-- start --

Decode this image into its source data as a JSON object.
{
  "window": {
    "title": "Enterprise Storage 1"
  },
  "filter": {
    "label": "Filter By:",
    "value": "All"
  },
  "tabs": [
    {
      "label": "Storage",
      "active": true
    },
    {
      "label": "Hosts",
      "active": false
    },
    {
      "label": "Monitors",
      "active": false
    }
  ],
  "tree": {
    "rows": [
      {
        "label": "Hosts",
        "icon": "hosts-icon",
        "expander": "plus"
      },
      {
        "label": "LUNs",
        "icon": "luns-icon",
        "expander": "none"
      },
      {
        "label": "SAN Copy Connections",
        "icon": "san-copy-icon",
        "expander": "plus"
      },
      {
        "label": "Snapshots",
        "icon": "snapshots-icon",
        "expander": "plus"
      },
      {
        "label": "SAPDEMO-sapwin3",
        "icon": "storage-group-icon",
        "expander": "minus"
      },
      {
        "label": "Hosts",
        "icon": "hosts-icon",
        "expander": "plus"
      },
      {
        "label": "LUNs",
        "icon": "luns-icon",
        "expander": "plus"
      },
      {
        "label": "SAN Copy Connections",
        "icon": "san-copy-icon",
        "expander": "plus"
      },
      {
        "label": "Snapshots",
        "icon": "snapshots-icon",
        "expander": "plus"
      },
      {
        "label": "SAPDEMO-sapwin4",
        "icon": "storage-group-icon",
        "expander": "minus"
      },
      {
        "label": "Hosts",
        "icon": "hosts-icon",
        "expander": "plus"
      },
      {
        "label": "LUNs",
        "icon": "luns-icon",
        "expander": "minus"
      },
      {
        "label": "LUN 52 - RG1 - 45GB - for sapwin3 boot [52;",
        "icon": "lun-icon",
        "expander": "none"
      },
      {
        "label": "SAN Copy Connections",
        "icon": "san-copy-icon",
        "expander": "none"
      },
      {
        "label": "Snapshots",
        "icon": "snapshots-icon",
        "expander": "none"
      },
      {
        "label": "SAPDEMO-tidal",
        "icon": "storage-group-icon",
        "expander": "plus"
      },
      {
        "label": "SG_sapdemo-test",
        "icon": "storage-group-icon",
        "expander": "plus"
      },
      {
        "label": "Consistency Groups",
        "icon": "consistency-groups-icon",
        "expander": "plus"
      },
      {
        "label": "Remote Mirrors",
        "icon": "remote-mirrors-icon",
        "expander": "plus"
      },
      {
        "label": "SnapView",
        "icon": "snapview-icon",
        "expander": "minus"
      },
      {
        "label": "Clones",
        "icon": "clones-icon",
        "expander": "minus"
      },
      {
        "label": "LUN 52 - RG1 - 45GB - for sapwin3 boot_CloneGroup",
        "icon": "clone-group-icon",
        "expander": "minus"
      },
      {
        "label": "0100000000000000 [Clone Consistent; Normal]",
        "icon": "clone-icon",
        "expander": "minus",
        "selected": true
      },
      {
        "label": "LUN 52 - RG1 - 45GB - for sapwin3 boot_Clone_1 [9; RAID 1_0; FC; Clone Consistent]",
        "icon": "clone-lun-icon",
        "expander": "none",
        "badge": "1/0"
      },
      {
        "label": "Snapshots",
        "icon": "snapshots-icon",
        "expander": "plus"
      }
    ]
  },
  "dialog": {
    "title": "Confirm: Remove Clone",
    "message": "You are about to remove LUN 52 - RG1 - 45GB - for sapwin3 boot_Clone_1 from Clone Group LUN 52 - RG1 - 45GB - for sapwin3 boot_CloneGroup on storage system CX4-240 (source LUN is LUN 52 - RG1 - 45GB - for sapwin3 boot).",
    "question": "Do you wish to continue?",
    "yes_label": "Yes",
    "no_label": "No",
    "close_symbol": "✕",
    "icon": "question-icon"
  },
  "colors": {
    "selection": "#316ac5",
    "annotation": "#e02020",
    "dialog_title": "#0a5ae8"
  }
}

-- end --

REQUEST
Reproduce the records word for word.

RESPONSE FOR THIS EXERCISE
Decode this image into its source data as a JSON object.
{
  "window": {
    "title": "Enterprise Storage 1"
  },
  "filter": {
    "label": "Filter By:",
    "value": "All"
  },
  "tabs": [
    {
      "label": "Storage",
      "active": true
    },
    {
      "label": "Hosts",
      "active": false
    },
    {
      "label": "Monitors",
      "active": false
    }
  ],
  "tree": {
    "rows": [
      {
        "label": "Hosts",
        "icon": "hosts-icon",
        "expander": "plus"
      },
      {
        "label": "LUNs",
        "icon": "luns-icon",
        "expander": "none"
      },
      {
        "label": "SAN Copy Connections",
        "icon": "san-copy-icon",
        "expander": "plus"
      },
      {
        "label": "Snapshots",
        "icon": "snapshots-icon",
        "expander": "plus"
      },
      {
        "label": "SAPDEMO-sapwin3",
        "icon": "storage-group-icon",
        "expander": "minus"
      },
      {
        "label": "Hosts",
        "icon": "hosts-icon",
        "expander": "plus"
      },
      {
        "label": "LUNs",
        "icon": "luns-icon",
        "expander": "plus"
      },
      {
        "label": "SAN Copy Connections",
        "icon": "san-copy-icon",
        "expander": "plus"
      },
      {
        "label": "Snapshots",
        "icon": "snapshots-icon",
        "expander": "plus"
      },
      {
        "label": "SAPDEMO-sapwin4",
        "icon": "storage-group-icon",
        "expander": "minus"
      },
      {
        "label": "Hosts",
        "icon": "hosts-icon",
        "expander": "plus"
      },
      {
        "label": "LUNs",
        "icon": "luns-icon",
        "expander": "minus"
      },
      {
        "label": "LUN 52 - RG1 - 45GB - for sapwin3 boot [52;",
        "icon": "lun-icon",
        "expander": "none"
      },
      {
        "label": "SAN Copy Connections",
        "icon": "san-copy-icon",
        "expander": "none"
      },
      {
        "label": "Snapshots",
        "icon": "snapshots-icon",
        "expander": "none"
      },
      {
        "label": "SAPDEMO-tidal",
        "icon": "storage-group-icon",
        "expander": "plus"
      },
      {
        "label": "SG_sapdemo-test",
        "icon": "storage-group-icon",
        "expander": "plus"
      },
      {
        "label": "Consistency Groups",
        "icon": "consistency-groups-icon",
        "expander": "plus"
      },
      {
        "label": "Remote Mirrors",
        "icon": "remote-mirrors-icon",
        "expander": "plus"
      },
      {
        "label": "SnapView",
        "icon": "snapview-icon",
        "expander": "minus"
      },
      {
        "label": "Clones",
        "icon": "clones-icon",
        "expander": "minus"
      },
      {
        "label": "LUN 52 - RG1 - 45GB - for sapwin3 boot_CloneGroup",
        "icon": "clone-group-icon",
        "expander": "minus"
      },
      {
        "label": "0100000000000000 [Clone Consistent; Normal]",
        "icon": "clone-icon",
        "expander": "minus",
        "selected": true
      },
      {
        "label": "LUN 52 - RG1 - 45GB - for sapwin3 boot_Clone_1 [9; RAID 1_0; FC; Clone Consistent]",
        "icon": "clone-lun-icon",
        "expander": "none",
        "badge": "1/0"
      },
      {
        "label": "Snapshots",
        "icon": "snapshots-icon",
        "expander": "plus"
      }
    ]
  },
  "dialog": {
    "title": "Confirm: Remove Clone",
    "message": "You are about to remove LUN 52 - RG1 - 45GB - for sapwin3 boot_Clone_1 from Clone Group LUN 52 - RG1 - 45GB - for sapwin3 boot_CloneGroup on storage system CX4-240 (source LUN is LUN 52 - RG1 - 45GB - for sapwin3 boot).",
    "question": "Do you wish to continue?",
    "yes_label": "Yes",
    "no_label": "No",
    "close_symbol": "✕",
    "icon": "question-icon"
  },
  "colors": {
    "selection": "#316ac5",
    "annotation": "#e02020",
    "dialog_title": "#0a5ae8"
  }
}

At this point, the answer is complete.